**Stated task:**
Reproduce every line of the listing as written, apart from the pictures.
• • • •
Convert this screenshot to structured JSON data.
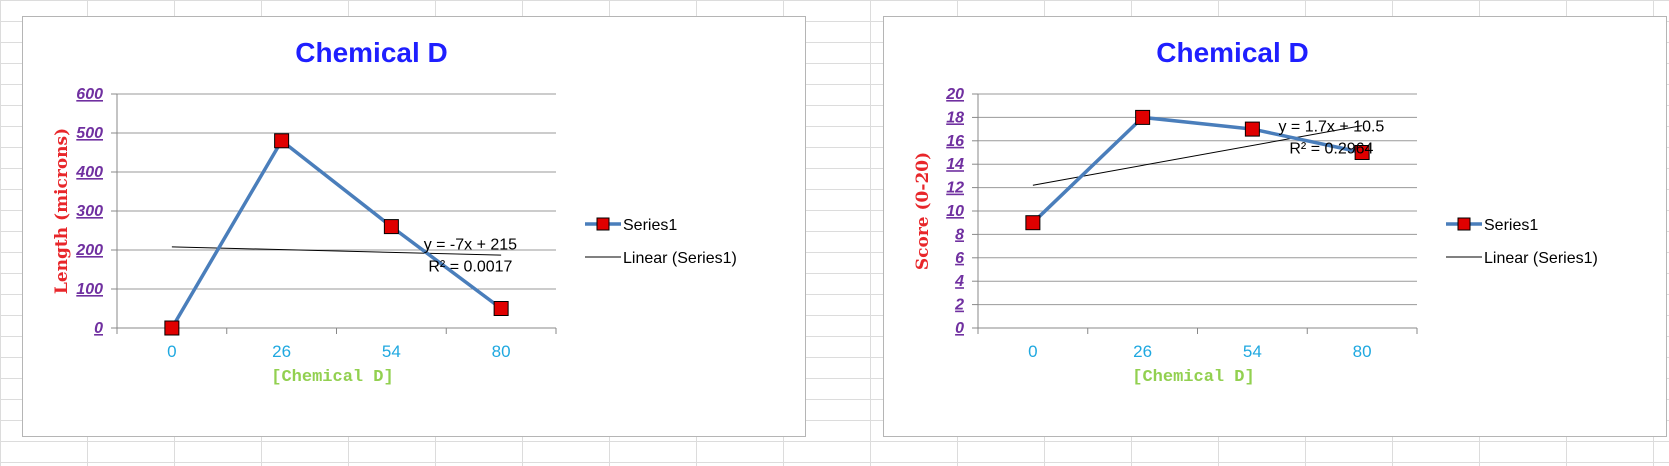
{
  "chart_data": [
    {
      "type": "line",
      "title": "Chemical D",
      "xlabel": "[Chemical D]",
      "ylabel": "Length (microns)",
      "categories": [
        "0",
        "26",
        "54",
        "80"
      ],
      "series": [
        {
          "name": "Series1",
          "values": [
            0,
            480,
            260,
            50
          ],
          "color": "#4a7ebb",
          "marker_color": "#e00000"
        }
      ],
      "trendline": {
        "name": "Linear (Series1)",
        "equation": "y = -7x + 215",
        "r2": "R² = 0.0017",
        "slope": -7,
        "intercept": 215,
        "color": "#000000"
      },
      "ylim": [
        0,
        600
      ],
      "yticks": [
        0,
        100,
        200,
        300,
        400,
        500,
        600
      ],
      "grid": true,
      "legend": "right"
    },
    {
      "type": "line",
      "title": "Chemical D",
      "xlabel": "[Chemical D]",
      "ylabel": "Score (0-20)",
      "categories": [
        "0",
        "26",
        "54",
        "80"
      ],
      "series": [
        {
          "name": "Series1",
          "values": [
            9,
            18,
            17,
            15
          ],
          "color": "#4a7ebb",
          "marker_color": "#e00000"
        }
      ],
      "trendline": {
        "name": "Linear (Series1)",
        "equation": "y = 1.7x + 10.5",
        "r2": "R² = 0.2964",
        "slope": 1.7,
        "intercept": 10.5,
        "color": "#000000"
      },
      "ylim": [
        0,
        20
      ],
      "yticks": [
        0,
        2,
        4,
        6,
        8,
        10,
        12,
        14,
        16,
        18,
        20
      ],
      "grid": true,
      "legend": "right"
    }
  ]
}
• • • •
**Task result:**
Convert this screenshot to structured JSON data.
{
  "chart_data": [
    {
      "type": "line",
      "title": "Chemical D",
      "xlabel": "[Chemical D]",
      "ylabel": "Length (microns)",
      "categories": [
        "0",
        "26",
        "54",
        "80"
      ],
      "series": [
        {
          "name": "Series1",
          "values": [
            0,
            480,
            260,
            50
          ],
          "color": "#4a7ebb",
          "marker_color": "#e00000"
        }
      ],
      "trendline": {
        "name": "Linear (Series1)",
        "equation": "y = -7x + 215",
        "r2": "R² = 0.0017",
        "slope": -7,
        "intercept": 215,
        "color": "#000000"
      },
      "ylim": [
        0,
        600
      ],
      "yticks": [
        0,
        100,
        200,
        300,
        400,
        500,
        600
      ],
      "grid": true,
      "legend": "right"
    },
    {
      "type": "line",
      "title": "Chemical D",
      "xlabel": "[Chemical D]",
      "ylabel": "Score (0-20)",
      "categories": [
        "0",
        "26",
        "54",
        "80"
      ],
      "series": [
        {
          "name": "Series1",
          "values": [
            9,
            18,
            17,
            15
          ],
          "color": "#4a7ebb",
          "marker_color": "#e00000"
        }
      ],
      "trendline": {
        "name": "Linear (Series1)",
        "equation": "y = 1.7x + 10.5",
        "r2": "R² = 0.2964",
        "slope": 1.7,
        "intercept": 10.5,
        "color": "#000000"
      },
      "ylim": [
        0,
        20
      ],
      "yticks": [
        0,
        2,
        4,
        6,
        8,
        10,
        12,
        14,
        16,
        18,
        20
      ],
      "grid": true,
      "legend": "right"
    }
  ]
}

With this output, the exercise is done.